**** RECORDED INFORMATION ****

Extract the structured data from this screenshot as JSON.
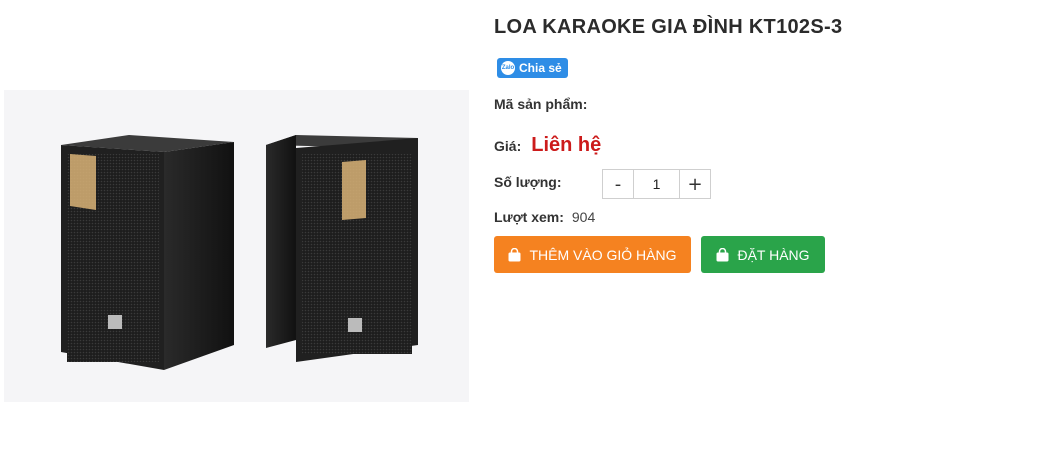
{
  "product": {
    "title": "LOA KARAOKE GIA ĐÌNH KT102S-3",
    "image_alt": "Loa karaoke KT102S-3"
  },
  "share": {
    "logo_text": "Zalo",
    "label": "Chia sẻ"
  },
  "details": {
    "sku_label": "Mã sản phẩm:",
    "sku_value": "",
    "price_label": "Giá:",
    "price_value": "Liên hệ",
    "qty_label": "Số lượng:",
    "qty_minus": "-",
    "qty_value": "1",
    "qty_plus": "+",
    "views_label": "Lượt xem:",
    "views_value": "904"
  },
  "buttons": {
    "add_to_cart": "THÊM VÀO GIỎ HÀNG",
    "order": "ĐẶT HÀNG"
  },
  "colors": {
    "price": "#cc1b1b",
    "add_to_cart_bg": "#f58220",
    "order_bg": "#2aa44a",
    "zalo_bg": "#2e8de6"
  }
}
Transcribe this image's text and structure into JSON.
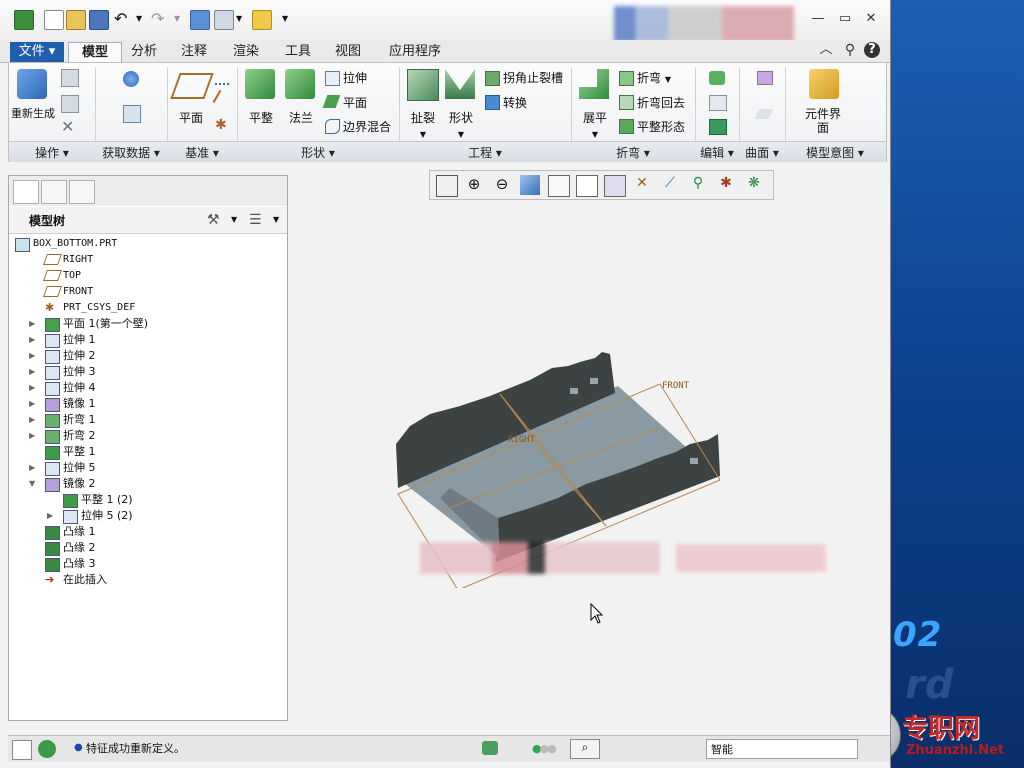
{
  "tabs": [
    "文件",
    "模型",
    "分析",
    "注释",
    "渲染",
    "工具",
    "视图",
    "应用程序"
  ],
  "ribbon": {
    "operations": {
      "regen": "重新生成",
      "group": "操作"
    },
    "get_data": {
      "group": "获取数据"
    },
    "datum": {
      "plane": "平面",
      "group": "基准"
    },
    "shapes": {
      "flat": "平整",
      "flange": "法兰",
      "extrude": "拉伸",
      "plane": "平面",
      "blend": "边界混合",
      "group": "形状"
    },
    "engineering": {
      "rip": "扯裂",
      "form": "形状",
      "corner_relief": "拐角止裂槽",
      "convert": "转换",
      "group": "工程"
    },
    "bend": {
      "unbend": "展平",
      "bend": "折弯",
      "bend_back": "折弯回去",
      "flat_pattern": "平整形态",
      "group": "折弯"
    },
    "edit": {
      "group": "编辑"
    },
    "surface": {
      "group": "曲面"
    },
    "model_intent": {
      "component_interface": "元件界面",
      "group": "模型意图"
    }
  },
  "model_tree": {
    "title": "模型树",
    "items": [
      {
        "label": "BOX_BOTTOM.PRT",
        "icon": "part-icon",
        "level": 0,
        "mono": true,
        "exp": ""
      },
      {
        "label": "RIGHT",
        "icon": "datum-plane-icon",
        "level": 1,
        "mono": true,
        "exp": ""
      },
      {
        "label": "TOP",
        "icon": "datum-plane-icon",
        "level": 1,
        "mono": true,
        "exp": ""
      },
      {
        "label": "FRONT",
        "icon": "datum-plane-icon",
        "level": 1,
        "mono": true,
        "exp": ""
      },
      {
        "label": "PRT_CSYS_DEF",
        "icon": "csys-icon",
        "level": 1,
        "mono": true,
        "exp": ""
      },
      {
        "label": "平面 1(第一个壁)",
        "icon": "flat-wall-icon",
        "level": 1,
        "exp": "▶"
      },
      {
        "label": "拉伸 1",
        "icon": "extrude-icon",
        "level": 1,
        "exp": "▶"
      },
      {
        "label": "拉伸 2",
        "icon": "extrude-icon",
        "level": 1,
        "exp": "▶"
      },
      {
        "label": "拉伸 3",
        "icon": "extrude-icon",
        "level": 1,
        "exp": "▶"
      },
      {
        "label": "拉伸 4",
        "icon": "extrude-icon",
        "level": 1,
        "exp": "▶"
      },
      {
        "label": "镜像 1",
        "icon": "mirror-icon",
        "level": 1,
        "exp": "▶"
      },
      {
        "label": "折弯 1",
        "icon": "bend-icon",
        "level": 1,
        "exp": "▶"
      },
      {
        "label": "折弯 2",
        "icon": "bend-icon",
        "level": 1,
        "exp": "▶"
      },
      {
        "label": "平整 1",
        "icon": "flat-icon",
        "level": 1,
        "exp": ""
      },
      {
        "label": "拉伸 5",
        "icon": "extrude-icon",
        "level": 1,
        "exp": "▶"
      },
      {
        "label": "镜像 2",
        "icon": "mirror-icon",
        "level": 1,
        "exp": "▼"
      },
      {
        "label": "平整 1 (2)",
        "icon": "flat-icon",
        "level": 2,
        "exp": ""
      },
      {
        "label": "拉伸 5 (2)",
        "icon": "extrude-icon",
        "level": 2,
        "exp": "▶"
      },
      {
        "label": "凸缘 1",
        "icon": "flange-icon",
        "level": 1,
        "exp": ""
      },
      {
        "label": "凸缘 2",
        "icon": "flange-icon",
        "level": 1,
        "exp": ""
      },
      {
        "label": "凸缘 3",
        "icon": "flange-icon",
        "level": 1,
        "exp": ""
      },
      {
        "label": "在此插入",
        "icon": "insert-here-icon",
        "level": 1,
        "exp": ""
      }
    ]
  },
  "viewport": {
    "labels": {
      "front": "FRONT",
      "right": "RIGHT"
    }
  },
  "status": {
    "message": "特征成功重新定义。",
    "filter": "智能"
  },
  "watermark": {
    "cn": "专职网",
    "en": "Zhuanzhi.Net",
    "num": "02",
    "faint": "rd"
  },
  "colors": {
    "accent": "#1a5fb4",
    "model": "#3d4342",
    "surface": "#8a9aa3",
    "datum": "#b8874a"
  }
}
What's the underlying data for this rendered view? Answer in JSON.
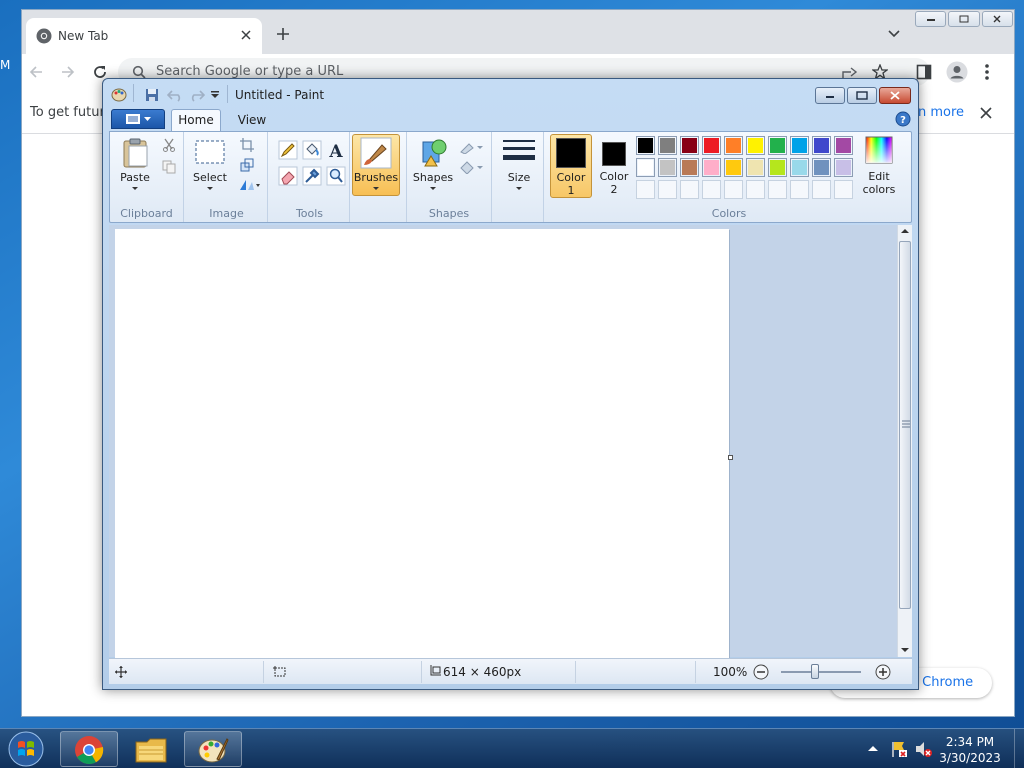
{
  "chrome": {
    "tab_title": "New Tab",
    "omnibox_placeholder": "Search Google or type a URL",
    "infobar_text": "To get future",
    "infobar_link": "n more",
    "customize_label": "e Chrome",
    "desktop_partial": "M"
  },
  "paint": {
    "title": "Untitled - Paint",
    "tabs": {
      "home": "Home",
      "view": "View"
    },
    "groups": {
      "clipboard": "Clipboard",
      "image": "Image",
      "tools": "Tools",
      "shapes": "Shapes",
      "colors": "Colors"
    },
    "buttons": {
      "paste": "Paste",
      "select": "Select",
      "brushes": "Brushes",
      "shapes": "Shapes",
      "size": "Size",
      "color1_line1": "Color",
      "color1_line2": "1",
      "color2_line1": "Color",
      "color2_line2": "2",
      "edit_colors_line1": "Edit",
      "edit_colors_line2": "colors"
    },
    "color1": "#000000",
    "color2": "#000000",
    "palette_row1": [
      "#000000",
      "#7f7f7f",
      "#880015",
      "#ed1c24",
      "#ff7f27",
      "#fff200",
      "#22b14c",
      "#00a2e8",
      "#3f48cc",
      "#a349a4"
    ],
    "palette_row2": [
      "#ffffff",
      "#c3c3c3",
      "#b97a57",
      "#ffaec9",
      "#ffc90e",
      "#efe4b0",
      "#b5e61d",
      "#99d9ea",
      "#7092be",
      "#c8bfe7"
    ],
    "status": {
      "dimensions": "614 × 460px",
      "zoom": "100%"
    }
  },
  "taskbar": {
    "time": "2:34 PM",
    "date": "3/30/2023",
    "items": [
      "start-orb",
      "chrome",
      "file-explorer",
      "paint"
    ]
  }
}
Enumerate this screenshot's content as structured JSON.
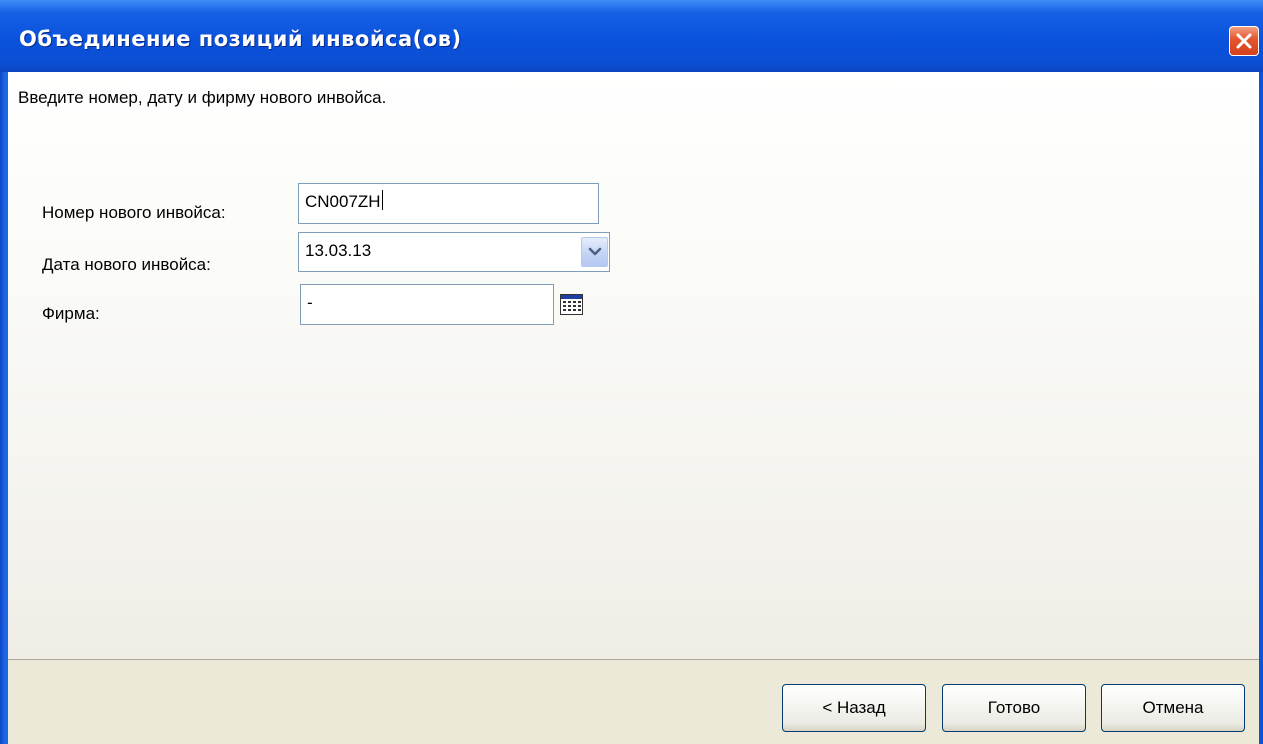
{
  "window": {
    "title": "Объединение позиций инвойса(ов)"
  },
  "content": {
    "instruction": "Введите номер, дату и фирму нового инвойса."
  },
  "form": {
    "invoice_number": {
      "label": "Номер нового инвойса:",
      "value": "CN007ZH"
    },
    "invoice_date": {
      "label": "Дата нового инвойса:",
      "value": "13.03.13"
    },
    "firm": {
      "label": "Фирма:",
      "value": "-"
    }
  },
  "buttons": {
    "back": "< Назад",
    "finish": "Готово",
    "cancel": "Отмена"
  },
  "colors": {
    "title_bar": "#0a52dc",
    "dialog_bg": "#ece9d8",
    "input_border": "#7f9db9",
    "close_button": "#d4421e",
    "button_border": "#003c74"
  },
  "icons": {
    "close": "close-icon",
    "dropdown": "chevron-down-icon",
    "calendar": "calendar-icon"
  }
}
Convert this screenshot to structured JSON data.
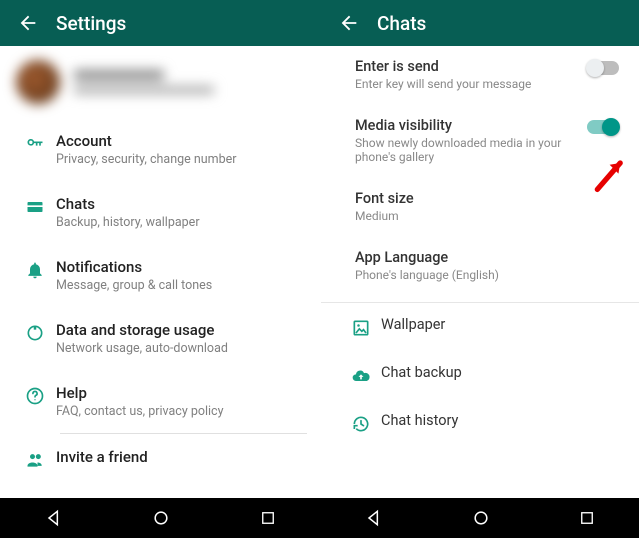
{
  "left": {
    "header": {
      "title": "Settings"
    },
    "items": [
      {
        "title": "Account",
        "sub": "Privacy, security, change number"
      },
      {
        "title": "Chats",
        "sub": "Backup, history, wallpaper"
      },
      {
        "title": "Notifications",
        "sub": "Message, group & call tones"
      },
      {
        "title": "Data and storage usage",
        "sub": "Network usage, auto-download"
      },
      {
        "title": "Help",
        "sub": "FAQ, contact us, privacy policy"
      },
      {
        "title": "Invite a friend"
      }
    ]
  },
  "right": {
    "header": {
      "title": "Chats"
    },
    "settings": [
      {
        "title": "Enter is send",
        "sub": "Enter key will send your message",
        "toggle": false
      },
      {
        "title": "Media visibility",
        "sub": "Show newly downloaded media in your phone's gallery",
        "toggle": true
      },
      {
        "title": "Font size",
        "sub": "Medium"
      },
      {
        "title": "App Language",
        "sub": "Phone's language (English)"
      }
    ],
    "links": [
      {
        "title": "Wallpaper"
      },
      {
        "title": "Chat backup"
      },
      {
        "title": "Chat history"
      }
    ]
  },
  "colors": {
    "appbar": "#075e54",
    "accent": "#009688",
    "icon": "#1aa085"
  }
}
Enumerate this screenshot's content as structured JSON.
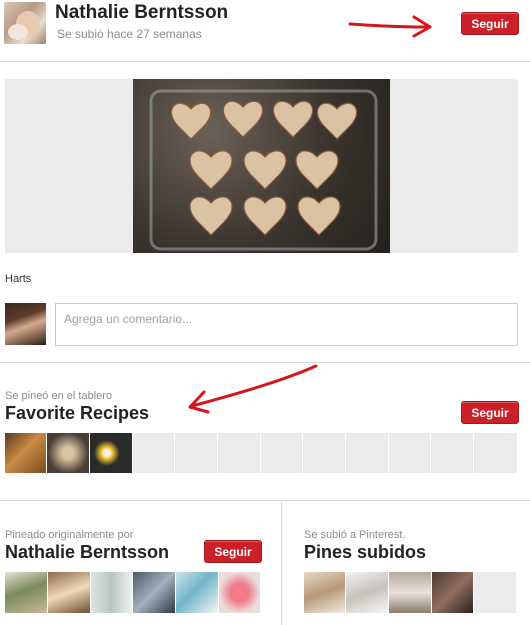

****

THE TASK: Find the word "structured" in the entries above and gather every line that holds it.

TASK RESULT:
Extract the structured data from this screenshot as JSON.
Enumerate this screenshot's content as structured JSON.
Convert this screenshot to structured JSON data.
Enumerate this screenshot's content as structured JSON.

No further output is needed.